Source records:

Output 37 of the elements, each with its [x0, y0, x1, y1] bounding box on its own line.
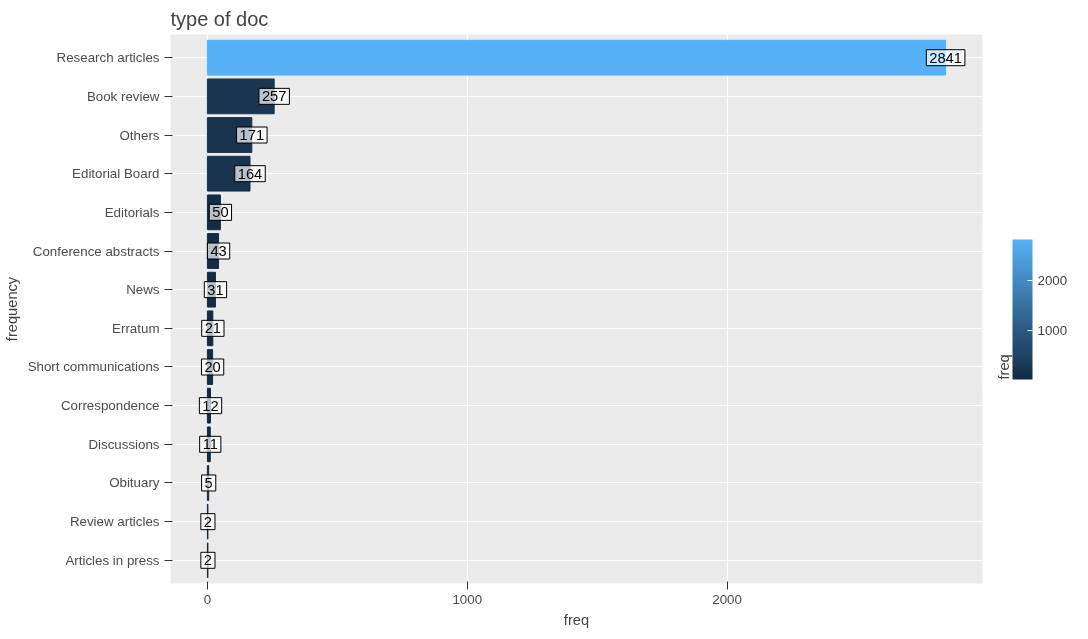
y-tick-label: Review articles: [69, 514, 160, 530]
y-tick-label: Editorial Board: [72, 166, 160, 182]
y-tick-label: Articles in press: [65, 552, 160, 568]
y-tick-label: News: [126, 282, 160, 298]
x-tick-label: 0: [203, 591, 212, 607]
x-tick-label: 2000: [712, 591, 742, 607]
data-label: 11: [202, 436, 218, 453]
x-tick-label: 1000: [452, 591, 483, 607]
y-tick-label: Erratum: [112, 320, 160, 336]
data-label: 2: [203, 552, 212, 569]
data-label: 257: [261, 88, 287, 105]
color-bar-title: freq: [995, 354, 1012, 380]
data-label: 164: [237, 165, 263, 182]
data-label: 2: [203, 513, 212, 530]
data-label: 2841: [929, 49, 962, 66]
data-label: 43: [210, 243, 227, 260]
x-axis-title: freq: [563, 611, 590, 628]
chart-title: type of doc: [170, 7, 269, 30]
y-tick-label: Book review: [86, 88, 160, 104]
data-label: 31: [207, 281, 224, 298]
y-tick-label: Short communications: [27, 359, 160, 375]
y-tick-label: Discussions: [88, 436, 160, 452]
data-label: 50: [212, 204, 229, 221]
data-label: 20: [204, 358, 221, 375]
data-label: 171: [239, 127, 265, 144]
y-tick-label: Correspondence: [60, 398, 160, 414]
data-label: 5: [204, 474, 213, 491]
y-tick-label: Editorials: [104, 204, 160, 220]
data-label: 12: [202, 397, 219, 414]
y-tick-label: Others: [119, 127, 160, 143]
data-label: 21: [204, 320, 222, 337]
y-tick-label: Research articles: [56, 50, 160, 66]
y-tick-label: Obituary: [109, 475, 160, 491]
color-bar-label: 2000: [1037, 273, 1068, 289]
y-tick-label: Conference abstracts: [32, 243, 160, 259]
color-bar-label: 1000: [1037, 322, 1068, 338]
y-axis-title: frequency: [3, 276, 20, 342]
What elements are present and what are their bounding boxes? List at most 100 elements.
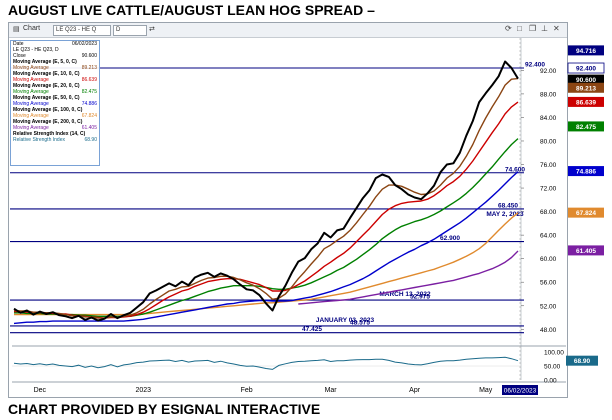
y-tick-label: 52.00 (540, 303, 557, 310)
legend-label: Moving Average (13, 65, 49, 71)
price-badge-label: 92.400 (576, 66, 596, 73)
y-tick-label: 60.00 (540, 256, 557, 263)
maximize-icon[interactable]: □ (517, 24, 522, 33)
legend-label: Date (13, 41, 24, 47)
support-label: 47.425 (302, 326, 322, 333)
support-label: 52.975 (410, 294, 430, 301)
legend-value: 74.886 (81, 101, 97, 107)
pin-icon[interactable]: ⊥ (541, 24, 548, 33)
refresh-icon[interactable]: ⟳ (505, 24, 512, 33)
support-label: 92.400 (525, 62, 545, 69)
rsi-line (13, 356, 519, 370)
legend-label: Moving Average (13, 125, 49, 131)
legend-row: LE Q23 - HE Q23, D (11, 47, 99, 53)
y-tick-label: 92.00 (540, 68, 557, 75)
support-label: 62.900 (440, 235, 460, 242)
legend-label: Moving Average (13, 101, 49, 107)
legend-row: Moving Average (E, 5, 0, C) (11, 59, 99, 65)
price-badge-label: 67.824 (576, 210, 596, 217)
series-line (13, 77, 519, 319)
legend-label: Moving Average (E, 20, 0, C) (13, 83, 80, 89)
legend-value: 90.600 (81, 53, 97, 59)
price-badge (568, 207, 604, 218)
y-tick-label: 88.00 (540, 91, 557, 98)
support-label: 68.450 (498, 202, 518, 209)
rsi-tick-label: 100.00 (544, 350, 564, 357)
legend-row: Moving Average 74.886 (11, 101, 99, 107)
legend-value: 86.639 (81, 77, 97, 83)
price-badge-label: 61.405 (576, 248, 596, 255)
legend-label: Moving Average (E, 5, 0, C) (13, 59, 77, 65)
x-tick-label: 2023 (135, 387, 151, 394)
price-badge-label: 89.213 (576, 85, 596, 92)
date-annotation: MAY 2, 2023 (486, 211, 524, 218)
rsi-badge (566, 355, 598, 366)
legend-row: Moving Average (E, 100, 0, C) (11, 107, 99, 113)
series-line (13, 60, 519, 322)
legend-value: 82.475 (81, 89, 97, 95)
date-annotation: JANUARY 03, 2023 (316, 317, 375, 324)
y-tick-label: 68.00 (540, 209, 557, 216)
y-tick-label: 80.00 (540, 138, 557, 145)
y-tick-label: 56.00 (540, 280, 557, 287)
x-current-date-box (502, 385, 538, 395)
price-badge (568, 166, 604, 177)
legend-row: Moving Average (E, 10, 0, C) (11, 71, 99, 77)
legend-row: Moving Average 82.475 (11, 89, 99, 95)
x-tick-label: Apr (409, 387, 421, 394)
interval-select[interactable]: D (113, 25, 147, 36)
legend-value: 89.213 (81, 65, 97, 71)
legend-label: Relative Strength Index (14, C) (13, 131, 86, 137)
window-toolbar: ▤ Chart LE Q23 - HE Q D ⇄ ⟳ □ ❐ ⊥ ✕ (9, 23, 567, 38)
legend-row: Date 06/02/2023 (11, 41, 99, 47)
x-tick-label: Feb (241, 387, 253, 394)
price-badge-label: 74.886 (576, 169, 596, 176)
legend-row: Moving Average 86.639 (11, 77, 99, 83)
legend-row: Moving Average 67.824 (11, 113, 99, 119)
link-icon[interactable]: ⇄ (149, 26, 155, 33)
y-tick-label: 76.00 (540, 162, 557, 169)
rsi-tick-label: 50.00 (544, 364, 561, 371)
x-tick-label: Mar (325, 387, 338, 394)
chart-headline: AUGUST LIVE CATTLE/AUGUST LEAN HOG SPREA… (8, 2, 375, 18)
legend-label: Moving Average (13, 89, 49, 95)
price-badge-label: 82.475 (576, 124, 596, 131)
y-tick-label: 84.00 (540, 115, 557, 122)
chart-credit: CHART PROVIDED BY ESIGNAL INTERACTIVE (8, 401, 321, 417)
legend-value: 68.90 (84, 137, 97, 143)
legend-value: 06/02/2023 (71, 41, 97, 47)
legend-label: Moving Average (13, 113, 49, 119)
date-annotation: MARCH 13, 2022 (379, 291, 431, 298)
close-icon[interactable]: ✕ (553, 24, 560, 33)
y-tick-label: 48.00 (540, 327, 557, 334)
legend-value: 67.824 (81, 113, 97, 119)
price-badge-label: 94.716 (576, 48, 596, 55)
support-label: 48.575 (350, 319, 370, 326)
legend-label: Moving Average (13, 77, 49, 83)
legend-row: Relative Strength Index 68.90 (11, 137, 99, 143)
legend-label: Moving Average (E, 100, 0, C) (13, 107, 83, 113)
symbol-input[interactable]: LE Q23 - HE Q (53, 25, 111, 36)
legend-row: Moving Average 61.405 (11, 125, 99, 131)
x-tick-label: May (479, 387, 493, 394)
y-tick-label: 72.00 (540, 186, 557, 193)
legend-row: Moving Average (E, 50, 0, C) (11, 95, 99, 101)
x-current-date-label: 06/02/2023 (504, 388, 537, 395)
rsi-badge-label: 68.90 (574, 358, 591, 365)
price-badge (568, 45, 604, 56)
series-line (298, 250, 519, 305)
chart-window-icon: ▤ (13, 26, 20, 33)
legend-row: Moving Average (E, 20, 0, C) (11, 83, 99, 89)
legend-row: Moving Average (E, 200, 0, C) (11, 119, 99, 125)
legend-label: Moving Average (E, 10, 0, C) (13, 71, 80, 77)
price-badge-label: 86.639 (576, 99, 596, 106)
legend-label: Moving Average (E, 200, 0, C) (13, 119, 83, 125)
price-badge (568, 74, 604, 85)
x-tick-label: Dec (34, 387, 47, 394)
price-badge (568, 121, 604, 132)
legend-row: Moving Average 89.213 (11, 65, 99, 71)
legend-row: Relative Strength Index (14, C) (11, 131, 99, 137)
restore-icon[interactable]: ❐ (529, 24, 537, 33)
price-badge (568, 82, 604, 93)
y-tick-label: 64.00 (540, 233, 557, 240)
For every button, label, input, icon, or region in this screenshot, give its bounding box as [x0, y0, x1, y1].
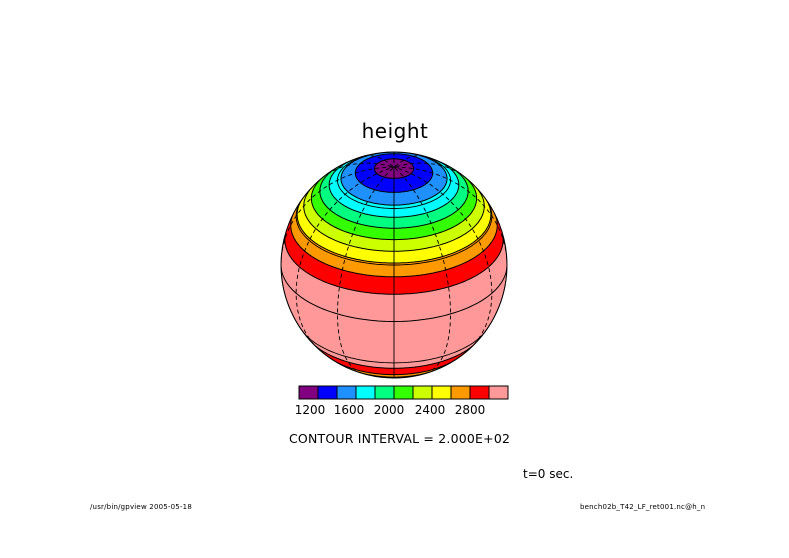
colorbar-swatch — [336, 385, 357, 400]
longitude-line — [295, 166, 395, 350]
colorbar-swatch — [393, 385, 414, 400]
longitude-line — [364, 155, 395, 168]
colorbar-tick-label: 2400 — [414, 403, 446, 417]
footer-program-date: /usr/bin/gpview 2005-05-18 — [90, 503, 192, 511]
chart-title: height — [361, 119, 429, 143]
longitude-line — [281, 166, 395, 266]
colorbar-swatch — [374, 385, 395, 400]
colorbar-swatch — [431, 385, 452, 400]
colorbar-swatch — [412, 385, 433, 400]
longitude-line — [393, 155, 424, 168]
graticule-lines — [281, 152, 507, 378]
longitude-line — [393, 162, 467, 179]
longitude-line — [393, 166, 493, 350]
colorbar-swatch — [488, 385, 509, 400]
contour-interval-label: CONTOUR INTERVAL = 2.000E+02 — [289, 431, 511, 446]
contour-band — [281, 152, 507, 218]
colorbar-swatch — [298, 385, 319, 400]
longitude-line — [393, 166, 507, 266]
colorbar — [298, 385, 509, 400]
colorbar-swatch — [469, 385, 490, 400]
footer-file-name: bench02b_T42_LF_ret001.nc@h_n — [580, 503, 706, 511]
longitude-line — [337, 166, 395, 374]
colorbar-swatch — [355, 385, 376, 400]
colorbar-swatch — [317, 385, 338, 400]
colorbar-swatch — [450, 385, 471, 400]
longitude-line — [393, 166, 451, 374]
longitude-line — [321, 162, 395, 179]
colorbar-tick-label: 1600 — [333, 403, 365, 417]
colorbar-tick-label: 1200 — [294, 403, 326, 417]
colorbar-tick-label: 2000 — [373, 403, 405, 417]
colorbar-tick-label: 2800 — [454, 403, 486, 417]
time-label: t=0 sec. — [523, 467, 574, 481]
globe-outline — [280, 151, 508, 379]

Objective: Copy out everything from the start of the source records down to the line containing "What elements are", including that line. Leave the pictures out.

Written solution:
Output 37 of the elements, each with its [x0, y0, x1, y1] bounding box on its own line.
y-tick-label: Review articles: [69, 514, 160, 530]
y-tick-label: Editorial Board: [72, 166, 160, 182]
y-tick-label: Articles in press: [65, 552, 160, 568]
y-tick-label: News: [126, 282, 160, 298]
x-tick-label: 0: [203, 591, 212, 607]
x-tick-label: 2000: [712, 591, 742, 607]
data-label: 11: [202, 436, 218, 453]
x-tick-label: 1000: [452, 591, 483, 607]
y-tick-label: Erratum: [112, 320, 160, 336]
data-label: 2: [203, 552, 212, 569]
data-label: 257: [261, 88, 287, 105]
color-bar-title: freq: [995, 354, 1012, 380]
data-label: 164: [237, 165, 263, 182]
data-label: 2: [203, 513, 212, 530]
data-label: 2841: [929, 49, 962, 66]
data-label: 43: [210, 243, 227, 260]
x-axis-title: freq: [563, 611, 590, 628]
chart-title: type of doc: [170, 7, 269, 30]
y-tick-label: Book review: [86, 88, 160, 104]
data-label: 31: [207, 281, 224, 298]
y-tick-label: Short communications: [27, 359, 160, 375]
y-tick-label: Discussions: [88, 436, 160, 452]
data-label: 50: [212, 204, 229, 221]
data-label: 20: [204, 358, 221, 375]
data-label: 171: [239, 127, 265, 144]
y-tick-label: Correspondence: [60, 398, 160, 414]
data-label: 5: [204, 474, 213, 491]
y-tick-label: Editorials: [104, 204, 160, 220]
data-label: 12: [202, 397, 219, 414]
y-tick-label: Others: [119, 127, 160, 143]
data-label: 21: [204, 320, 222, 337]
y-tick-label: Research articles: [56, 50, 160, 66]
y-tick-label: Obituary: [109, 475, 160, 491]
color-bar-label: 2000: [1037, 273, 1068, 289]
y-tick-label: Conference abstracts: [32, 243, 160, 259]
color-bar-label: 1000: [1037, 322, 1068, 338]
y-axis-title: frequency: [3, 276, 20, 342]
What elements are present and what are their bounding boxes? List at most 100 elements.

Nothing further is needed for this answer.